A run of records
···

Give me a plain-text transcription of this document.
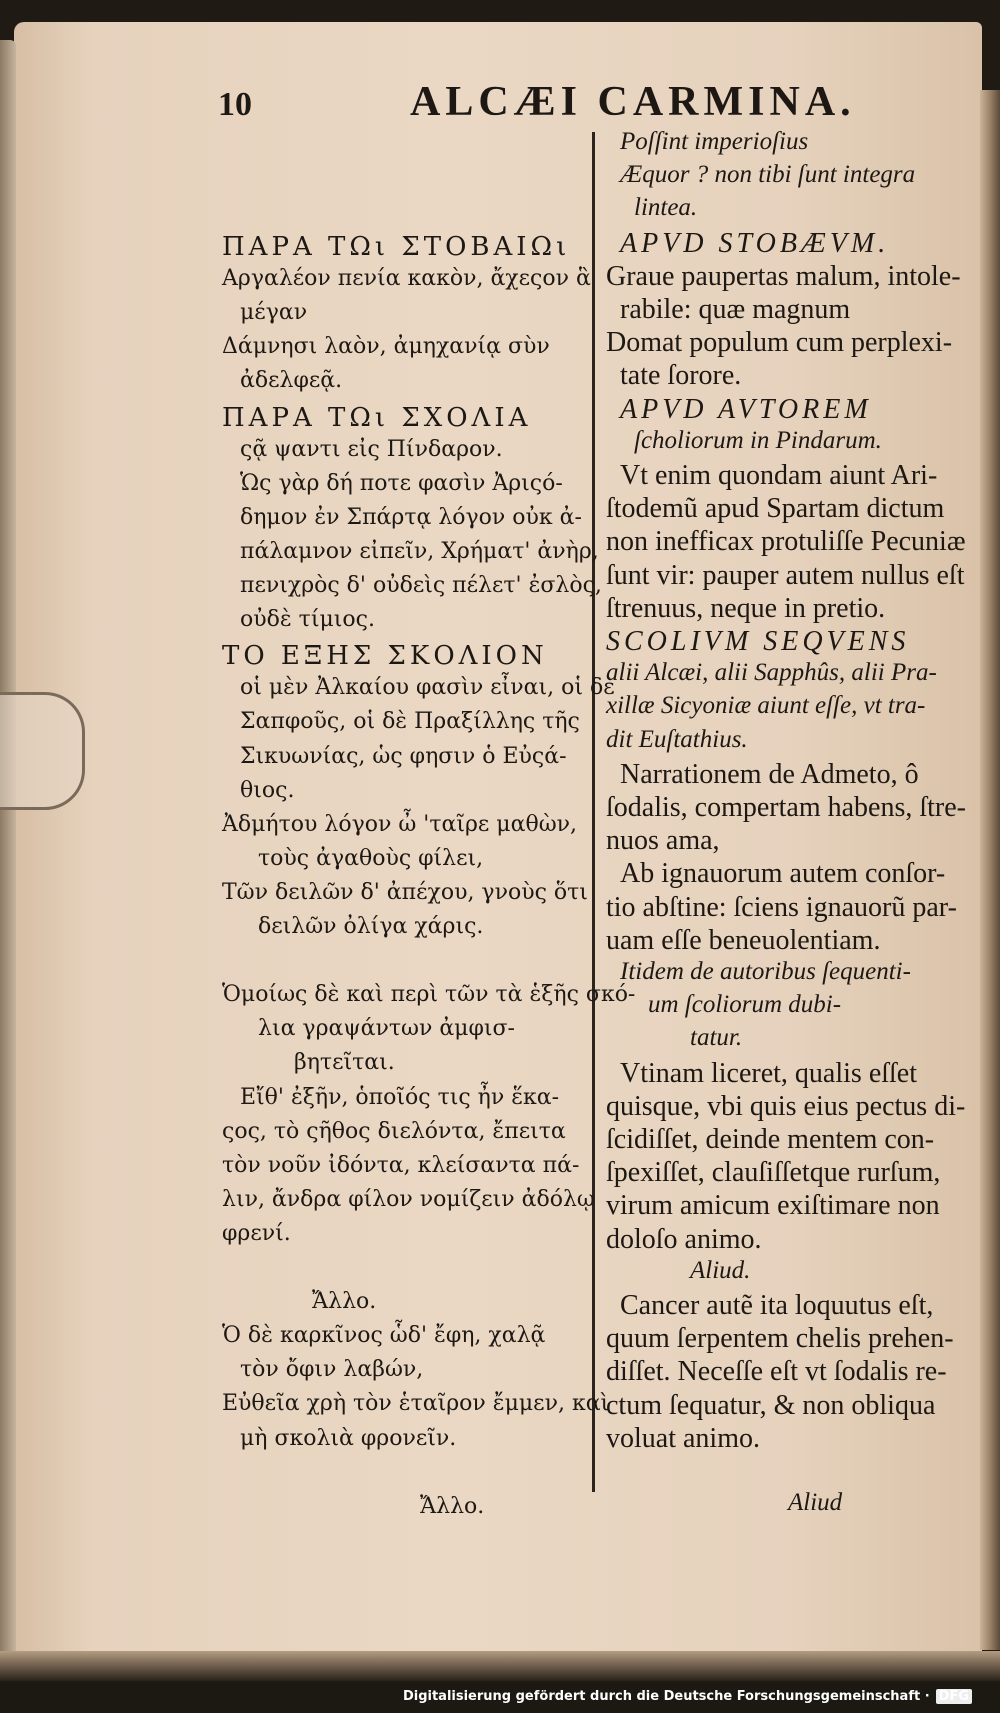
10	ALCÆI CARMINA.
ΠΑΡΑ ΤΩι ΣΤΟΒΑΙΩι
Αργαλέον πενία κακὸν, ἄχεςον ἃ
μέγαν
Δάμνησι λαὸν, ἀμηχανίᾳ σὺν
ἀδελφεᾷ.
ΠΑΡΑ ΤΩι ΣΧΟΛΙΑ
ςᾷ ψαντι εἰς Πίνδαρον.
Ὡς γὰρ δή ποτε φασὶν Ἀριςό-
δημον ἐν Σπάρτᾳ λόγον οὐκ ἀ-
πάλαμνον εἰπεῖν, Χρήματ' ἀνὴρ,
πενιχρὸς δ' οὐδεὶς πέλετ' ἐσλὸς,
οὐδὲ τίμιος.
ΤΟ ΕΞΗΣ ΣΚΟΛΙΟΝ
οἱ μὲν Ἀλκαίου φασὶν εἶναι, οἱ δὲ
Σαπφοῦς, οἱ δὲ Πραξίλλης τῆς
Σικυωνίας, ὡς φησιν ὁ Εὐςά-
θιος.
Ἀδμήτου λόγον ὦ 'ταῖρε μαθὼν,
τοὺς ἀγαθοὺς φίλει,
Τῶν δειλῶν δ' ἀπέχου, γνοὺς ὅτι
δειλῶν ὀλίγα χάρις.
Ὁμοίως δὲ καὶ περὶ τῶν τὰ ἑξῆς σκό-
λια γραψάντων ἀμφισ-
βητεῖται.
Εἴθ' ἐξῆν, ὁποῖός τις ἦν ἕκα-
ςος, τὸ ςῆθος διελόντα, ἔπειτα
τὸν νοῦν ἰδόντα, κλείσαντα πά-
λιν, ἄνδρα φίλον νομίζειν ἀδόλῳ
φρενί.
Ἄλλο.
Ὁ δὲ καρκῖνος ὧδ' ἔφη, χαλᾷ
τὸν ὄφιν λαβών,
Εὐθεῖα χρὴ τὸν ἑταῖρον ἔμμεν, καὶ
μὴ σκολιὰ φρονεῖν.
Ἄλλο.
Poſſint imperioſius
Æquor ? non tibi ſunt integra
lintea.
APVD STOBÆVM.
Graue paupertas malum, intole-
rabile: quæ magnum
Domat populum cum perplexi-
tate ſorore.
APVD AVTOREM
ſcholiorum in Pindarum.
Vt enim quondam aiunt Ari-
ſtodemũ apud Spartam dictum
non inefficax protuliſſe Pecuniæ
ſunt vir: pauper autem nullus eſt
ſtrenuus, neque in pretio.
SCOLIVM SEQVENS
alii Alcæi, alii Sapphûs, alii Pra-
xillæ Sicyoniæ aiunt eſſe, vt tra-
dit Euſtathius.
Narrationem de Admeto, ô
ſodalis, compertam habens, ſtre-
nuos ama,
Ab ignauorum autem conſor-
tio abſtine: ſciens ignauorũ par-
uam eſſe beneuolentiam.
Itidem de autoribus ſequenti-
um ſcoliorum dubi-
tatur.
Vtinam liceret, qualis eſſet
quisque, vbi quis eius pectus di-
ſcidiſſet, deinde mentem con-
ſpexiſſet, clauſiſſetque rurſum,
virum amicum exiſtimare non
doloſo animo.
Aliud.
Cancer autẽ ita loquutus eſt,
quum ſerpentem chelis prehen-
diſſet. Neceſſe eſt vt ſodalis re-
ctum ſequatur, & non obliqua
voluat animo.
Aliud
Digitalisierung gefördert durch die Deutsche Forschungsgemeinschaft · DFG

···

> [What is being asked]: Without the pictures, return the entries exactly as they appear.

> [Exercise output]:
Give me a plain-text transcription of this document.
10	ALCÆI CARMINA.
ΠΑΡΑ ΤΩι ΣΤΟΒΑΙΩι
Αργαλέον πενία κακὸν, ἄχεςον ἃ
μέγαν
Δάμνησι λαὸν, ἀμηχανίᾳ σὺν
ἀδελφεᾷ.
ΠΑΡΑ ΤΩι ΣΧΟΛΙΑ
ςᾷ ψαντι εἰς Πίνδαρον.
Ὡς γὰρ δή ποτε φασὶν Ἀριςό-
δημον ἐν Σπάρτᾳ λόγον οὐκ ἀ-
πάλαμνον εἰπεῖν, Χρήματ' ἀνὴρ,
πενιχρὸς δ' οὐδεὶς πέλετ' ἐσλὸς,
οὐδὲ τίμιος.
ΤΟ ΕΞΗΣ ΣΚΟΛΙΟΝ
οἱ μὲν Ἀλκαίου φασὶν εἶναι, οἱ δὲ
Σαπφοῦς, οἱ δὲ Πραξίλλης τῆς
Σικυωνίας, ὡς φησιν ὁ Εὐςά-
θιος.
Ἀδμήτου λόγον ὦ 'ταῖρε μαθὼν,
τοὺς ἀγαθοὺς φίλει,
Τῶν δειλῶν δ' ἀπέχου, γνοὺς ὅτι
δειλῶν ὀλίγα χάρις.
Ὁμοίως δὲ καὶ περὶ τῶν τὰ ἑξῆς σκό-
λια γραψάντων ἀμφισ-
βητεῖται.
Εἴθ' ἐξῆν, ὁποῖός τις ἦν ἕκα-
ςος, τὸ ςῆθος διελόντα, ἔπειτα
τὸν νοῦν ἰδόντα, κλείσαντα πά-
λιν, ἄνδρα φίλον νομίζειν ἀδόλῳ
φρενί.
Ἄλλο.
Ὁ δὲ καρκῖνος ὧδ' ἔφη, χαλᾷ
τὸν ὄφιν λαβών,
Εὐθεῖα χρὴ τὸν ἑταῖρον ἔμμεν, καὶ
μὴ σκολιὰ φρονεῖν.
Ἄλλο.
Poſſint imperioſius
Æquor ? non tibi ſunt integra
lintea.
APVD STOBÆVM.
Graue paupertas malum, intole-
rabile: quæ magnum
Domat populum cum perplexi-
tate ſorore.
APVD AVTOREM
ſcholiorum in Pindarum.
Vt enim quondam aiunt Ari-
ſtodemũ apud Spartam dictum
non inefficax protuliſſe Pecuniæ
ſunt vir: pauper autem nullus eſt
ſtrenuus, neque in pretio.
SCOLIVM SEQVENS
alii Alcæi, alii Sapphûs, alii Pra-
xillæ Sicyoniæ aiunt eſſe, vt tra-
dit Euſtathius.
Narrationem de Admeto, ô
ſodalis, compertam habens, ſtre-
nuos ama,
Ab ignauorum autem conſor-
tio abſtine: ſciens ignauorũ par-
uam eſſe beneuolentiam.
Itidem de autoribus ſequenti-
um ſcoliorum dubi-
tatur.
Vtinam liceret, qualis eſſet
quisque, vbi quis eius pectus di-
ſcidiſſet, deinde mentem con-
ſpexiſſet, clauſiſſetque rurſum,
virum amicum exiſtimare non
doloſo animo.
Aliud.
Cancer autẽ ita loquutus eſt,
quum ſerpentem chelis prehen-
diſſet. Neceſſe eſt vt ſodalis re-
ctum ſequatur, & non obliqua
voluat animo.
Aliud
Digitalisierung gefördert durch die Deutsche Forschungsgemeinschaft · DFG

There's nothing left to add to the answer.